Exercise aim: Locate all lines with the word "JSON". Copy them.

Stored rows:
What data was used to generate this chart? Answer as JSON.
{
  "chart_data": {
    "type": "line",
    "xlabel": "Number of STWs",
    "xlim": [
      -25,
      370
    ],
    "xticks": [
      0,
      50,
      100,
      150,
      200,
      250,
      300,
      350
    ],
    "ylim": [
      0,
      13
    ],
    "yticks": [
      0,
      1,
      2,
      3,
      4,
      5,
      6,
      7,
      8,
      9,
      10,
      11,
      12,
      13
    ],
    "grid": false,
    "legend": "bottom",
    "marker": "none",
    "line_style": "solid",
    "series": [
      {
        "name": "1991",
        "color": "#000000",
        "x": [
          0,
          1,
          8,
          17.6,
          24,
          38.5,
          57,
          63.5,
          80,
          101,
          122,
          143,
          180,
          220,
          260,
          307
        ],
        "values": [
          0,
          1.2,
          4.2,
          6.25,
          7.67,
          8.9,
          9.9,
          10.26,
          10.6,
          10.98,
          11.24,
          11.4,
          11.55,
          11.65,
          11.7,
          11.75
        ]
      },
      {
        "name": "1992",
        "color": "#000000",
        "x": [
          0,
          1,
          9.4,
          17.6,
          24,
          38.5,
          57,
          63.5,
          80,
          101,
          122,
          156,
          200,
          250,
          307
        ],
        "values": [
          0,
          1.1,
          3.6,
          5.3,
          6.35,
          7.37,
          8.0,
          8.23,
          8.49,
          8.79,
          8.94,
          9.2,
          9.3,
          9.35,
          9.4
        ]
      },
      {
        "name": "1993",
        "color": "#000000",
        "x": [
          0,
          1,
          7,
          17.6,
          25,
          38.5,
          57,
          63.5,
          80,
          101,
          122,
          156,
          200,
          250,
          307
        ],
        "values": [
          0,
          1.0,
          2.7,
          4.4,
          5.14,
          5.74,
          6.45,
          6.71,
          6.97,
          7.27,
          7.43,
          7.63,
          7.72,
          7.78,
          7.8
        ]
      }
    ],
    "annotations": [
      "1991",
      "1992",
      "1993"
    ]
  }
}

* * *

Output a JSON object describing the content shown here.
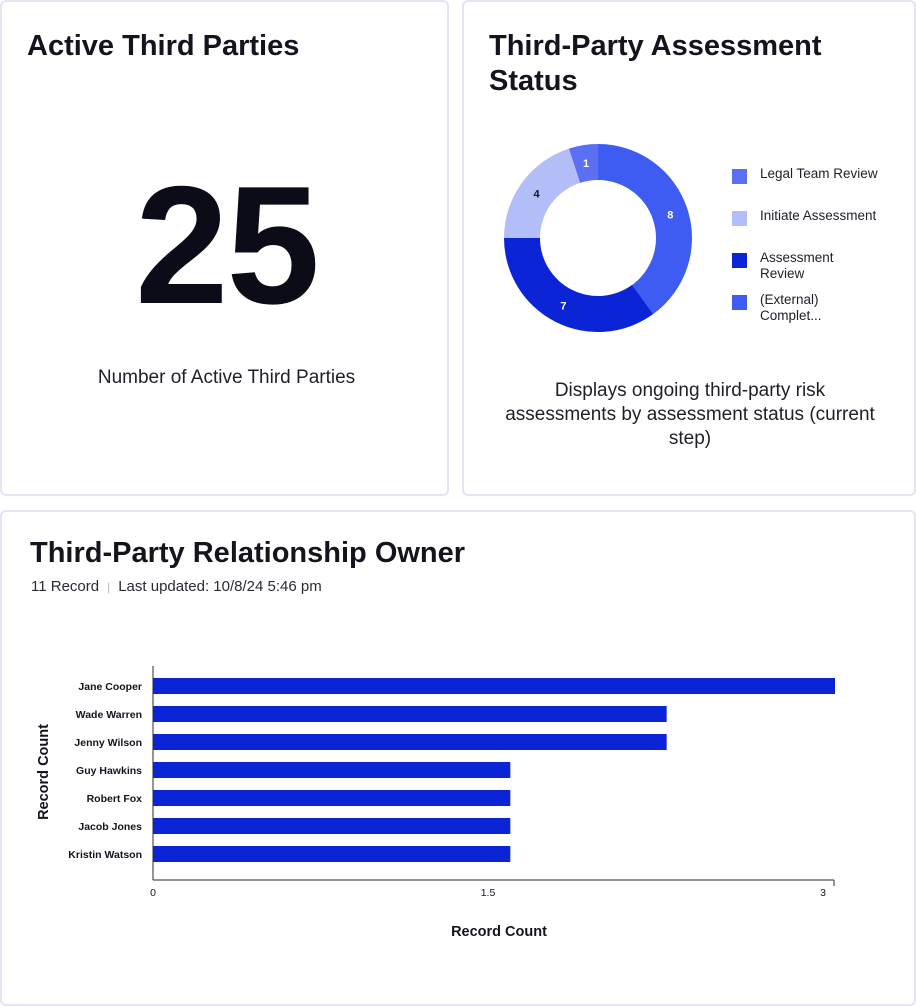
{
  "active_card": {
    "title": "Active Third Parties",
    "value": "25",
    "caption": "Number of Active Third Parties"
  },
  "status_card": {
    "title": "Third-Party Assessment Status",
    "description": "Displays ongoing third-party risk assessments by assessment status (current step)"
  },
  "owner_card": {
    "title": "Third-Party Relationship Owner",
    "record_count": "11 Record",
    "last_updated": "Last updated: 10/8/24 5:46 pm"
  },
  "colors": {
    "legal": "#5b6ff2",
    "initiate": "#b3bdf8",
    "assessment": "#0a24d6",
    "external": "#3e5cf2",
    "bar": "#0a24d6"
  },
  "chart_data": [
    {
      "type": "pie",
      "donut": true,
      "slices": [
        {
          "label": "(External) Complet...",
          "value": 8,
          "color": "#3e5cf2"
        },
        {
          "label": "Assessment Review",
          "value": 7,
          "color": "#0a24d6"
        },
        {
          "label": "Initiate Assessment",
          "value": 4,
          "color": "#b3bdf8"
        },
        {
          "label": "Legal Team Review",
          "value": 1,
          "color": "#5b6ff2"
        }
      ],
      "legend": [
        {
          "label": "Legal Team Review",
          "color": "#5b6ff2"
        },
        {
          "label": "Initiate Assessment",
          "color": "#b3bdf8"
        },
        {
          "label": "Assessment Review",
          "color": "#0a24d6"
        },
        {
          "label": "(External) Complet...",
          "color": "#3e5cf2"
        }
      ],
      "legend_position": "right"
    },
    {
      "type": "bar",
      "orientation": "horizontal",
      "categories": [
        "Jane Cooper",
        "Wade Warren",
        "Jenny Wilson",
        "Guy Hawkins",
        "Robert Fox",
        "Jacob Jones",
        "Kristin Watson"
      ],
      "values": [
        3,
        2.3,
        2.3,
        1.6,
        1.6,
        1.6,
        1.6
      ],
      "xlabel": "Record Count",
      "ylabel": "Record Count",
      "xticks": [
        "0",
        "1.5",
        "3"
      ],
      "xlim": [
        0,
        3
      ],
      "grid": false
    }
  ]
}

The completed task:
What data was used to generate this chart? Answer as JSON.
Output a JSON object describing the content shown here.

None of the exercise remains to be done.